# Rows
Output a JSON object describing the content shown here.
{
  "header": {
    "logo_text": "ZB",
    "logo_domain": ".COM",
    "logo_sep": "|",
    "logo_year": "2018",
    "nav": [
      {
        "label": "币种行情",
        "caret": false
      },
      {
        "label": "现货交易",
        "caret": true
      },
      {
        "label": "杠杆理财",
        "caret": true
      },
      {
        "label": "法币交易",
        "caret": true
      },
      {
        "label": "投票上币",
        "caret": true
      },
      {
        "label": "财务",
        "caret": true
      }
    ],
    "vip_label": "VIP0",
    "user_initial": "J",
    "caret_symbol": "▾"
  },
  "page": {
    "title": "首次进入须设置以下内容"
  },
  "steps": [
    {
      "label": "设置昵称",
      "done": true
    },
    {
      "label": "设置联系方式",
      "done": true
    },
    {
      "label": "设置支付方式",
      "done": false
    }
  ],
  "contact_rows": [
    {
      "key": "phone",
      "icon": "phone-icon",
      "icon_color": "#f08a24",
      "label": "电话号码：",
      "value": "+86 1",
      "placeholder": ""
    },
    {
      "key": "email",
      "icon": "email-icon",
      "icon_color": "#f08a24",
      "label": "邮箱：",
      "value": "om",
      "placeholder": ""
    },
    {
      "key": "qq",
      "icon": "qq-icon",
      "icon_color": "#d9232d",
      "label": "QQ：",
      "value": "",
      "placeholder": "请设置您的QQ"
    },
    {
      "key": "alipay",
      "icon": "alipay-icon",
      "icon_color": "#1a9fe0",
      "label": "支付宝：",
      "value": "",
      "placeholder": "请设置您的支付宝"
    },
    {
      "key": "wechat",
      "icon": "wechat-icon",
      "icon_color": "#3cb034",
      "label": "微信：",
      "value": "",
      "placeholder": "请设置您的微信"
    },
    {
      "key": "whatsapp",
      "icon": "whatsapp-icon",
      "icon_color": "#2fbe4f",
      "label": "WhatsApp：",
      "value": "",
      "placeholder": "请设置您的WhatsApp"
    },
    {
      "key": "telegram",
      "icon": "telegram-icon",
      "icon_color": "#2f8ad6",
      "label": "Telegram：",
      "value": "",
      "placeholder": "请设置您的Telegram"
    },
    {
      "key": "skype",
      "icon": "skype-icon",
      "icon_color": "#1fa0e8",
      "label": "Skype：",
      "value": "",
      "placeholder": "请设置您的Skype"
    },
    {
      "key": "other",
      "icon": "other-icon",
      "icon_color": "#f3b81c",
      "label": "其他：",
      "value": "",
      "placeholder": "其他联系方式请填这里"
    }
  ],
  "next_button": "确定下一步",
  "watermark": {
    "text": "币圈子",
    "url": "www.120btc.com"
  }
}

# Your task
Return every entry verbatim.

# The solution
Output a JSON object describing the content shown here.
{
  "header": {
    "logo_text": "ZB",
    "logo_domain": ".COM",
    "logo_sep": "|",
    "logo_year": "2018",
    "nav": [
      {
        "label": "币种行情",
        "caret": false
      },
      {
        "label": "现货交易",
        "caret": true
      },
      {
        "label": "杠杆理财",
        "caret": true
      },
      {
        "label": "法币交易",
        "caret": true
      },
      {
        "label": "投票上币",
        "caret": true
      },
      {
        "label": "财务",
        "caret": true
      }
    ],
    "vip_label": "VIP0",
    "user_initial": "J",
    "caret_symbol": "▾"
  },
  "page": {
    "title": "首次进入须设置以下内容"
  },
  "steps": [
    {
      "label": "设置昵称",
      "done": true
    },
    {
      "label": "设置联系方式",
      "done": true
    },
    {
      "label": "设置支付方式",
      "done": false
    }
  ],
  "contact_rows": [
    {
      "key": "phone",
      "icon": "phone-icon",
      "icon_color": "#f08a24",
      "label": "电话号码：",
      "value": "+86 1",
      "placeholder": ""
    },
    {
      "key": "email",
      "icon": "email-icon",
      "icon_color": "#f08a24",
      "label": "邮箱：",
      "value": "om",
      "placeholder": ""
    },
    {
      "key": "qq",
      "icon": "qq-icon",
      "icon_color": "#d9232d",
      "label": "QQ：",
      "value": "",
      "placeholder": "请设置您的QQ"
    },
    {
      "key": "alipay",
      "icon": "alipay-icon",
      "icon_color": "#1a9fe0",
      "label": "支付宝：",
      "value": "",
      "placeholder": "请设置您的支付宝"
    },
    {
      "key": "wechat",
      "icon": "wechat-icon",
      "icon_color": "#3cb034",
      "label": "微信：",
      "value": "",
      "placeholder": "请设置您的微信"
    },
    {
      "key": "whatsapp",
      "icon": "whatsapp-icon",
      "icon_color": "#2fbe4f",
      "label": "WhatsApp：",
      "value": "",
      "placeholder": "请设置您的WhatsApp"
    },
    {
      "key": "telegram",
      "icon": "telegram-icon",
      "icon_color": "#2f8ad6",
      "label": "Telegram：",
      "value": "",
      "placeholder": "请设置您的Telegram"
    },
    {
      "key": "skype",
      "icon": "skype-icon",
      "icon_color": "#1fa0e8",
      "label": "Skype：",
      "value": "",
      "placeholder": "请设置您的Skype"
    },
    {
      "key": "other",
      "icon": "other-icon",
      "icon_color": "#f3b81c",
      "label": "其他：",
      "value": "",
      "placeholder": "其他联系方式请填这里"
    }
  ],
  "next_button": "确定下一步",
  "watermark": {
    "text": "币圈子",
    "url": "www.120btc.com"
  }
}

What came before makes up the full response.